* BEGIN DATA IN THIS EXERCISE *
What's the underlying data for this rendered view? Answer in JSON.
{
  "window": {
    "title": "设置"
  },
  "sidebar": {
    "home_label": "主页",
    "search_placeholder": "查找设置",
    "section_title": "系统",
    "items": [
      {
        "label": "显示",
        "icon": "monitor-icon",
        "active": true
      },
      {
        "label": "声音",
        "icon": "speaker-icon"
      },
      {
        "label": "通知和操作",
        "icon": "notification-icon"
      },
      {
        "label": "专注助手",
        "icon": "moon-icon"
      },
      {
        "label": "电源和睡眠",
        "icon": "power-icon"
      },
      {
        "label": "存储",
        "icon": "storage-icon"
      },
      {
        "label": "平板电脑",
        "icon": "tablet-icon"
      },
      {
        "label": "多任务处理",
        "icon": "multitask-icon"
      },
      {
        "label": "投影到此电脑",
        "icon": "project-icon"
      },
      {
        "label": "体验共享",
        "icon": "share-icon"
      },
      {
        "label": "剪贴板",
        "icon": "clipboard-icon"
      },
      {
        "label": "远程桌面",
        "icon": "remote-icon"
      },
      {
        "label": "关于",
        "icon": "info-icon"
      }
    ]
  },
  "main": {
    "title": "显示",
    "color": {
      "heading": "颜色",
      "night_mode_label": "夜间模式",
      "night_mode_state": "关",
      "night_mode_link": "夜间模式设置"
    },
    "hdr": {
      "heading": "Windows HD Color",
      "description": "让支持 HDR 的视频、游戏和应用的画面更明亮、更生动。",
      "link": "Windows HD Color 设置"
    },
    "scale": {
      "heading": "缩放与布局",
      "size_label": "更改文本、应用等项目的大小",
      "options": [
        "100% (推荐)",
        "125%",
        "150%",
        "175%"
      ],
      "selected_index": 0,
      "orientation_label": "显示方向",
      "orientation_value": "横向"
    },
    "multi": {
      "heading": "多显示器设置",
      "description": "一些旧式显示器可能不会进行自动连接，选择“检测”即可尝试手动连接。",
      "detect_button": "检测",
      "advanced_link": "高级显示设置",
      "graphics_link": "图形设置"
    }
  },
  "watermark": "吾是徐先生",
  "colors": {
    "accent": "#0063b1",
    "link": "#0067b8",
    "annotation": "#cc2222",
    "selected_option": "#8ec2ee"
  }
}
* END DATA IN THIS EXERCISE *
### REQUIRED WORK
Copy all the records above exactly, missing none.

### ANSWER TO THIS EXERCISE
What's the underlying data for this rendered view? Answer in JSON.
{
  "window": {
    "title": "设置"
  },
  "sidebar": {
    "home_label": "主页",
    "search_placeholder": "查找设置",
    "section_title": "系统",
    "items": [
      {
        "label": "显示",
        "icon": "monitor-icon",
        "active": true
      },
      {
        "label": "声音",
        "icon": "speaker-icon"
      },
      {
        "label": "通知和操作",
        "icon": "notification-icon"
      },
      {
        "label": "专注助手",
        "icon": "moon-icon"
      },
      {
        "label": "电源和睡眠",
        "icon": "power-icon"
      },
      {
        "label": "存储",
        "icon": "storage-icon"
      },
      {
        "label": "平板电脑",
        "icon": "tablet-icon"
      },
      {
        "label": "多任务处理",
        "icon": "multitask-icon"
      },
      {
        "label": "投影到此电脑",
        "icon": "project-icon"
      },
      {
        "label": "体验共享",
        "icon": "share-icon"
      },
      {
        "label": "剪贴板",
        "icon": "clipboard-icon"
      },
      {
        "label": "远程桌面",
        "icon": "remote-icon"
      },
      {
        "label": "关于",
        "icon": "info-icon"
      }
    ]
  },
  "main": {
    "title": "显示",
    "color": {
      "heading": "颜色",
      "night_mode_label": "夜间模式",
      "night_mode_state": "关",
      "night_mode_link": "夜间模式设置"
    },
    "hdr": {
      "heading": "Windows HD Color",
      "description": "让支持 HDR 的视频、游戏和应用的画面更明亮、更生动。",
      "link": "Windows HD Color 设置"
    },
    "scale": {
      "heading": "缩放与布局",
      "size_label": "更改文本、应用等项目的大小",
      "options": [
        "100% (推荐)",
        "125%",
        "150%",
        "175%"
      ],
      "selected_index": 0,
      "orientation_label": "显示方向",
      "orientation_value": "横向"
    },
    "multi": {
      "heading": "多显示器设置",
      "description": "一些旧式显示器可能不会进行自动连接，选择“检测”即可尝试手动连接。",
      "detect_button": "检测",
      "advanced_link": "高级显示设置",
      "graphics_link": "图形设置"
    }
  },
  "watermark": "吾是徐先生",
  "colors": {
    "accent": "#0063b1",
    "link": "#0067b8",
    "annotation": "#cc2222",
    "selected_option": "#8ec2ee"
  }
}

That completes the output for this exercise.